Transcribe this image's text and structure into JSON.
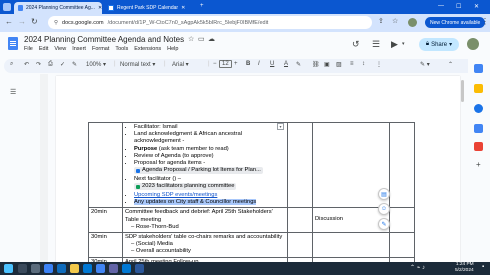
{
  "tabs": [
    {
      "label": "2024 Planning Committee Ag...",
      "active": true
    },
    {
      "label": "Regent Park SDP Calendar",
      "active": false
    }
  ],
  "address_bar": {
    "domain": "docs.google.com",
    "path": "/document/d/1P_W-CtoC7n0_sAgpAk5k5bIRrc_5lebjF0IBMfE/edit"
  },
  "chrome_notice": "New Chrome available",
  "document": {
    "title": "2024 Planning Committee Agenda and Notes",
    "menus": [
      "File",
      "Edit",
      "View",
      "Insert",
      "Format",
      "Tools",
      "Extensions",
      "Help"
    ],
    "share_label": "Share"
  },
  "toolbar": {
    "zoom": "100%",
    "style": "Normal text",
    "font": "Arial",
    "font_size": "12"
  },
  "table": {
    "row1": {
      "facilitator": "Facilitator: Ismail",
      "land_ack": "Land acknowledgment & African ancestral acknowledgement -",
      "purpose_bold": "Purpose",
      "purpose_rest": " (ask team member to read)",
      "review": "Review of Agenda (to approve)",
      "proposal": "Proposal for agenda items -",
      "proposal_chip": "Agenda Proposal / Parking lot Items for Plan...",
      "next_fac": "Next facilitator () –",
      "fac_chip": "2023 facilitators planning committee",
      "sdp_link": "Upcoming SDP events/meetings",
      "updates_hl": "Any updates on City staff & Councillor meetings"
    },
    "row2": {
      "time": "20min",
      "text": "Committee feedback and debrief: April 25th Stakeholders' Table meeting",
      "sub": "Rose-Thorn-Bud",
      "col4": "Discussion"
    },
    "row3": {
      "time": "30min",
      "text": "SDP stakeholders' table co-chairs remarks and accountability",
      "sub1": "(Social) Media",
      "sub2": "Overall accountability"
    },
    "row4": {
      "time": "30min",
      "text": "April 25th meeting Follow-up"
    }
  },
  "clock": {
    "time": "1:24 PM",
    "date": "5/2/2024"
  }
}
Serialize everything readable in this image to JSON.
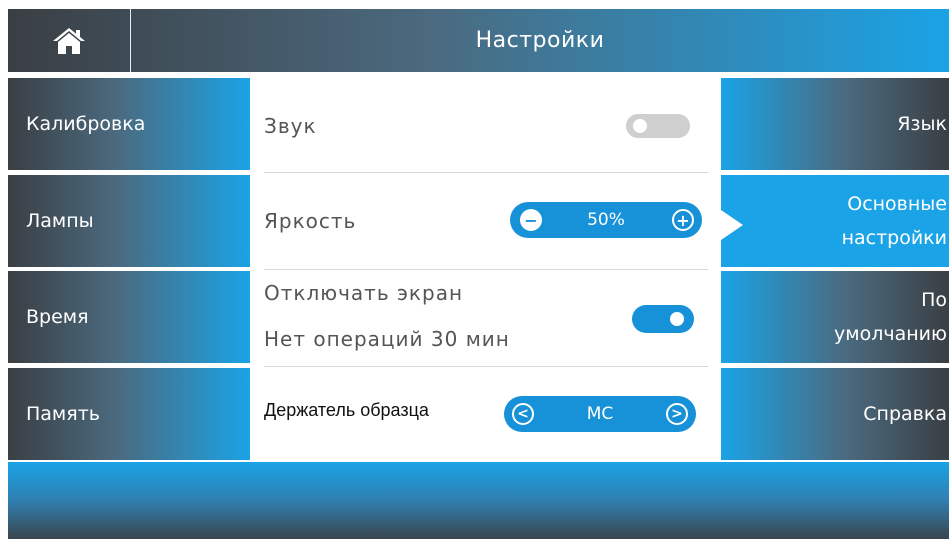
{
  "header": {
    "title": "Настройки",
    "home_icon": "home-icon"
  },
  "left_nav": [
    {
      "label": "Калибровка"
    },
    {
      "label": "Лампы"
    },
    {
      "label": "Время"
    },
    {
      "label": "Память"
    }
  ],
  "right_nav": [
    {
      "label": "Язык",
      "active": false
    },
    {
      "line1": "Основные",
      "line2": "настройки",
      "active": true
    },
    {
      "line1": "По",
      "line2": "умолчанию",
      "active": false
    },
    {
      "label": "Справка",
      "active": false
    }
  ],
  "settings": {
    "sound": {
      "label": "Звук",
      "enabled": false
    },
    "brightness": {
      "label": "Яркость",
      "value": "50%",
      "decrease_icon": "minus-icon",
      "increase_icon": "plus-icon"
    },
    "screen_off": {
      "label_line1": "Отключать экран",
      "label_line2": "Нет операций 30 мин",
      "enabled": true
    },
    "sample_holder": {
      "label": "Держатель образца",
      "value": "MC",
      "prev_icon": "chevron-left-icon",
      "next_icon": "chevron-right-icon"
    }
  },
  "colors": {
    "accent": "#1791d8",
    "toggle_off": "#cfcfcf",
    "dark": "#3a3f44",
    "bright_blue": "#1aa3e6"
  }
}
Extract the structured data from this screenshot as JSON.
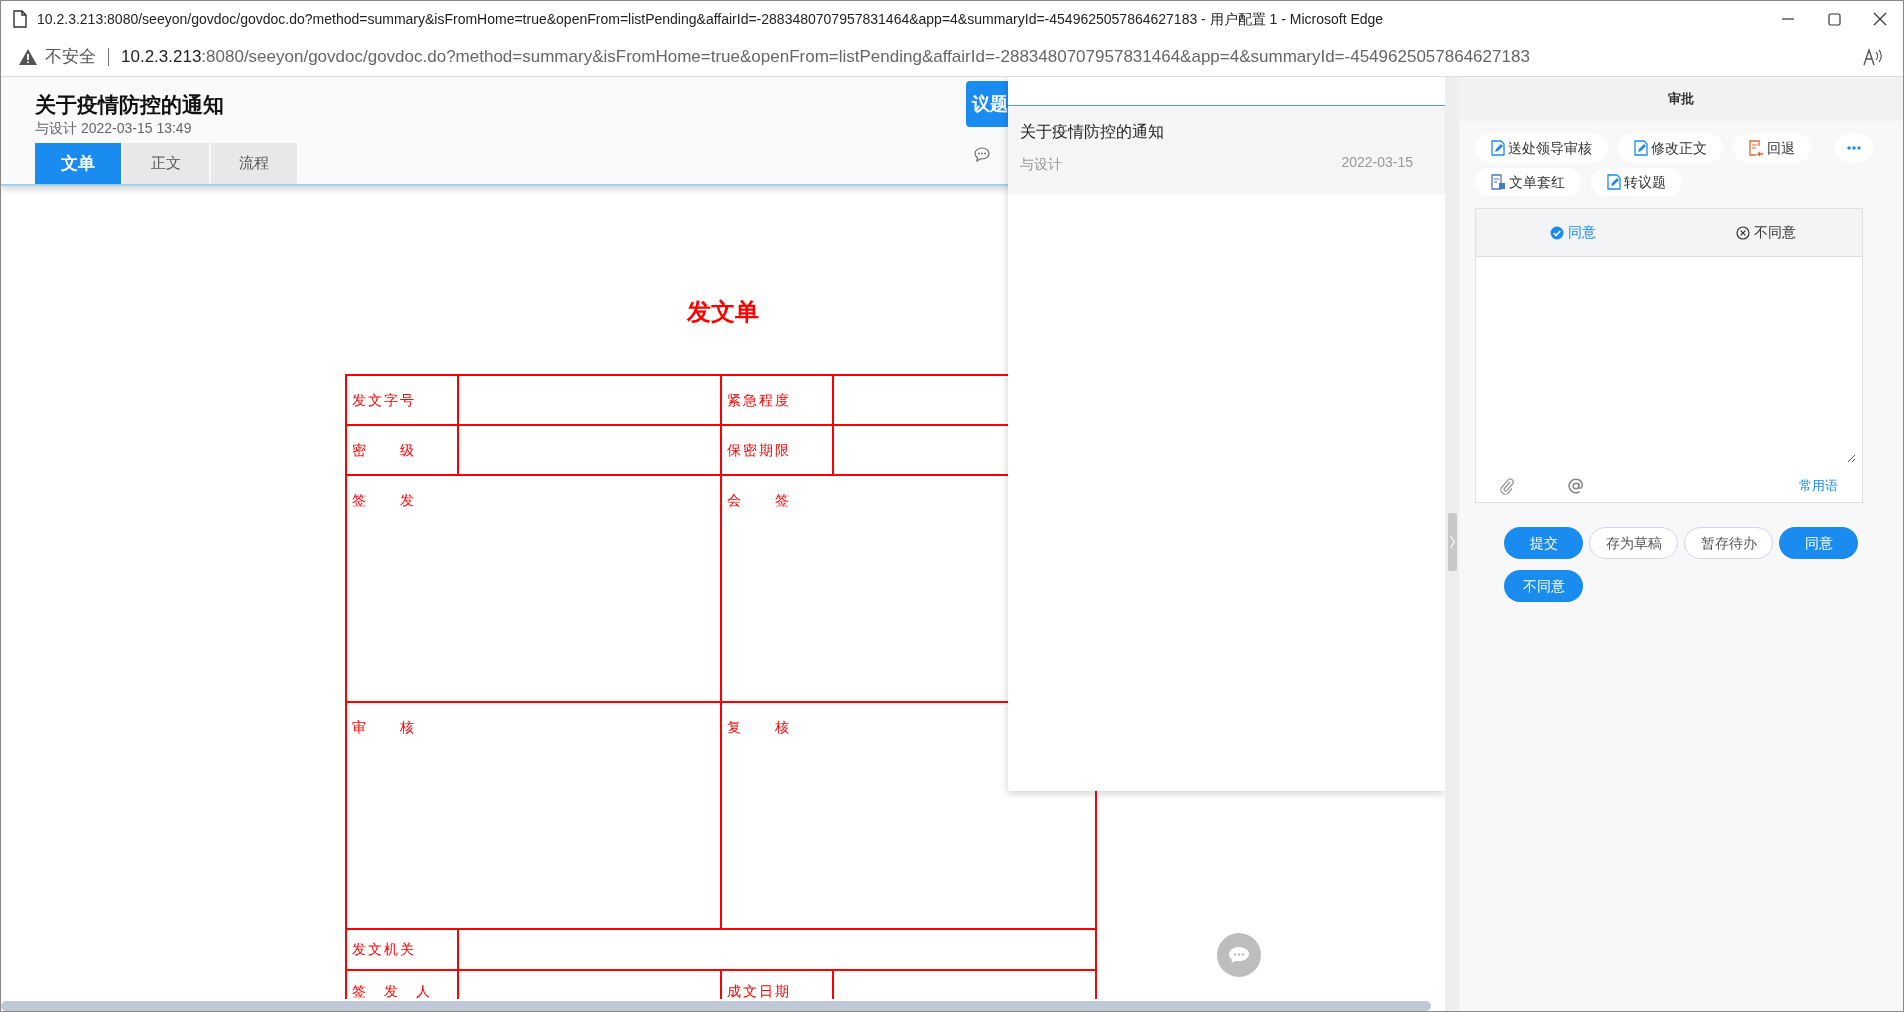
{
  "browser": {
    "title": "10.2.3.213:8080/seeyon/govdoc/govdoc.do?method=summary&isFromHome=true&openFrom=listPending&affairId=-2883480707957831464&app=4&summaryId=-4549625057864627183 - 用户配置 1 - Microsoft Edge",
    "security_label": "不安全",
    "url_host": "10.2.3.213",
    "url_rest": ":8080/seeyon/govdoc/govdoc.do?method=summary&isFromHome=true&openFrom=listPending&affairId=-2883480707957831464&app=4&summaryId=-4549625057864627183"
  },
  "document": {
    "title": "关于疫情防控的通知",
    "meta": "与设计 2022-03-15 13:49",
    "topic_button": "议题",
    "tabs": [
      {
        "label": "文单",
        "selected": true
      },
      {
        "label": "正文",
        "selected": false
      },
      {
        "label": "流程",
        "selected": false
      }
    ]
  },
  "form": {
    "title": "发文单",
    "rows": [
      {
        "kind": "short",
        "cells": [
          {
            "kind": "label",
            "text": "发文字号"
          },
          {
            "kind": "value"
          },
          {
            "kind": "label",
            "text": "紧急程度"
          },
          {
            "kind": "value"
          }
        ]
      },
      {
        "kind": "short",
        "cells": [
          {
            "kind": "label",
            "text": "密　　级"
          },
          {
            "kind": "value"
          },
          {
            "kind": "label",
            "text": "保密期限"
          },
          {
            "kind": "value"
          }
        ]
      },
      {
        "kind": "tall",
        "cells": [
          {
            "kind": "area",
            "text": "签　　发"
          },
          {
            "kind": "area",
            "text": "会　　签"
          }
        ]
      },
      {
        "kind": "tall",
        "cells": [
          {
            "kind": "area",
            "text": "审　　核"
          },
          {
            "kind": "area",
            "text": "复　　核"
          }
        ]
      },
      {
        "kind": "line",
        "cells": [
          {
            "kind": "label",
            "text": "发文机关"
          },
          {
            "kind": "wide"
          }
        ]
      },
      {
        "kind": "cut",
        "cells": [
          {
            "kind": "label",
            "text": "签　发　人"
          },
          {
            "kind": "value"
          },
          {
            "kind": "label",
            "text": "成文日期"
          },
          {
            "kind": "value"
          }
        ]
      }
    ]
  },
  "popup": {
    "title": "关于疫情防控的通知",
    "author": "与设计",
    "date": "2022-03-15"
  },
  "approval": {
    "title": "审批",
    "actions": [
      {
        "label": "送处领导审核",
        "kind": "edit"
      },
      {
        "label": "修改正文",
        "kind": "edit"
      },
      {
        "label": "回退",
        "kind": "return"
      },
      {
        "label": "文单套红",
        "kind": "stamp"
      },
      {
        "label": "转议题",
        "kind": "edit"
      }
    ],
    "opinion_tabs": [
      {
        "label": "同意",
        "kind": "agree",
        "selected": true
      },
      {
        "label": "不同意",
        "kind": "disagree",
        "selected": false
      }
    ],
    "phrases_link": "常用语",
    "buttons": [
      {
        "label": "提交",
        "primary": true
      },
      {
        "label": "存为草稿",
        "primary": false
      },
      {
        "label": "暂存待办",
        "primary": false
      },
      {
        "label": "同意",
        "primary": true
      },
      {
        "label": "不同意",
        "primary": true
      }
    ]
  }
}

* * *

* Do this *
In the lines above, find each one with "summary" and list it.

* Problem solution *
    "title": "10.2.3.213:8080/seeyon/govdoc/govdoc.do?method=summary&isFromHome=true&openFrom=listPending&affairId=-2883480707957831464&app=4&summaryId=-4549625057864627183 - 用户配置 1 - Microsoft Edge",
    "url_rest": ":8080/seeyon/govdoc/govdoc.do?method=summary&isFromHome=true&openFrom=listPending&affairId=-2883480707957831464&app=4&summaryId=-4549625057864627183"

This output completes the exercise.